--- BEGIN ---

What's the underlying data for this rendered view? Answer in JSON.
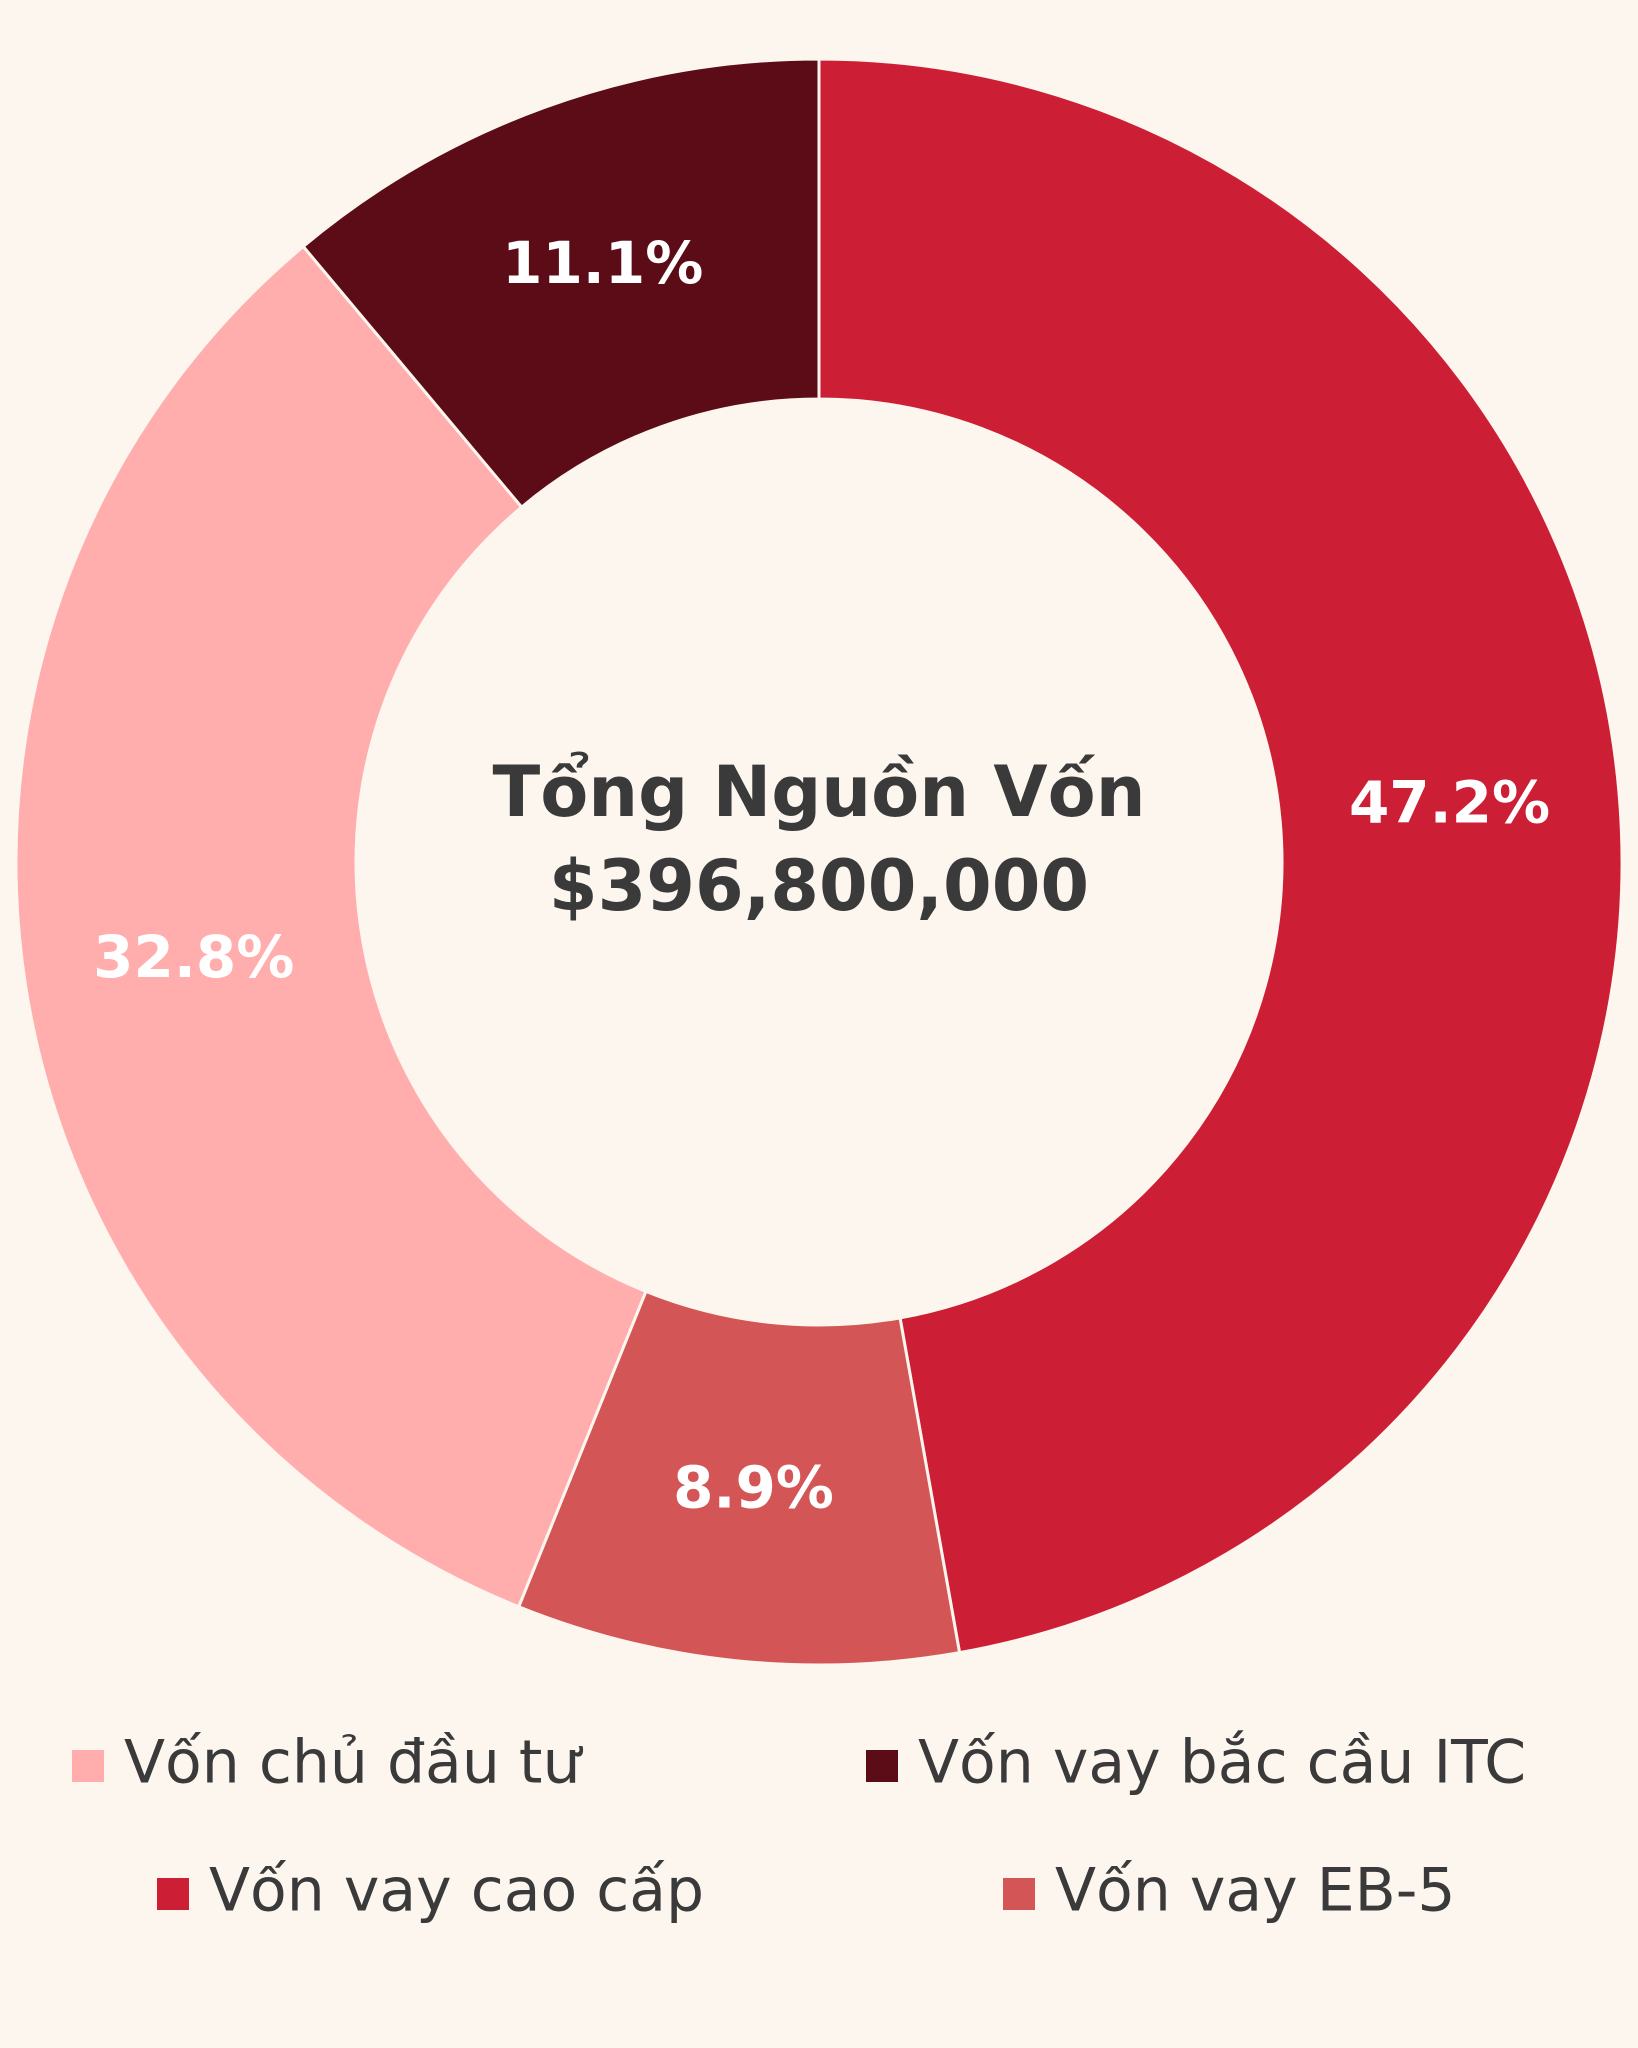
{
  "chart_data": {
    "type": "donut",
    "center_title": "Tổng Nguồn Vốn",
    "center_value": "$396,800,000",
    "categories": [
      "Vốn vay cao cấp",
      "Vốn vay EB-5",
      "Vốn chủ đầu tư",
      "Vốn vay bắc cầu ITC"
    ],
    "values": [
      47.2,
      8.9,
      32.8,
      11.1
    ],
    "value_labels": [
      "47.2%",
      "8.9%",
      "32.8%",
      "11.1%"
    ],
    "colors": [
      "#cc1f35",
      "#d45555",
      "#ffadad",
      "#5c0c16"
    ]
  }
}
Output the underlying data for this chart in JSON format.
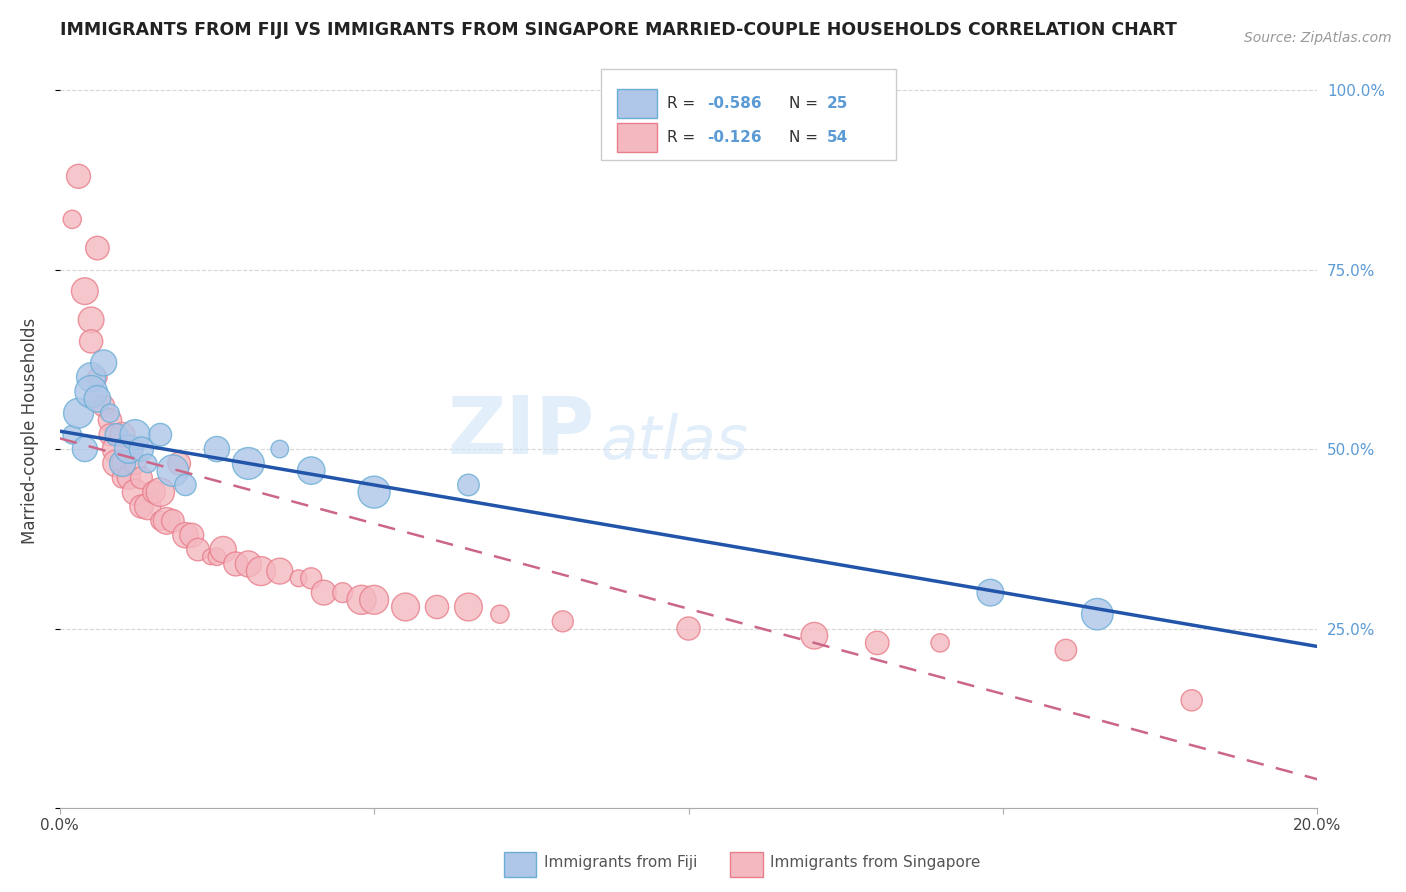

--- END ---

» **YOUR GOAL**
Copy the whole of the material above exactly, but not its images.

» **RESPONSE TO THE EXERCISE**
What's the underlying data for this rendered view? Answer in JSON.
{
  "chart_data": {
    "type": "donut",
    "center_title": "Tổng Nguồn Vốn",
    "center_value": "$396,800,000",
    "categories": [
      "Vốn vay cao cấp",
      "Vốn vay EB-5",
      "Vốn chủ đầu tư",
      "Vốn vay bắc cầu ITC"
    ],
    "values": [
      47.2,
      8.9,
      32.8,
      11.1
    ],
    "value_labels": [
      "47.2%",
      "8.9%",
      "32.8%",
      "11.1%"
    ],
    "colors": [
      "#cc1f35",
      "#d45555",
      "#ffadad",
      "#5c0c16"
    ]
  }
}
Output the underlying data for this chart in JSON format.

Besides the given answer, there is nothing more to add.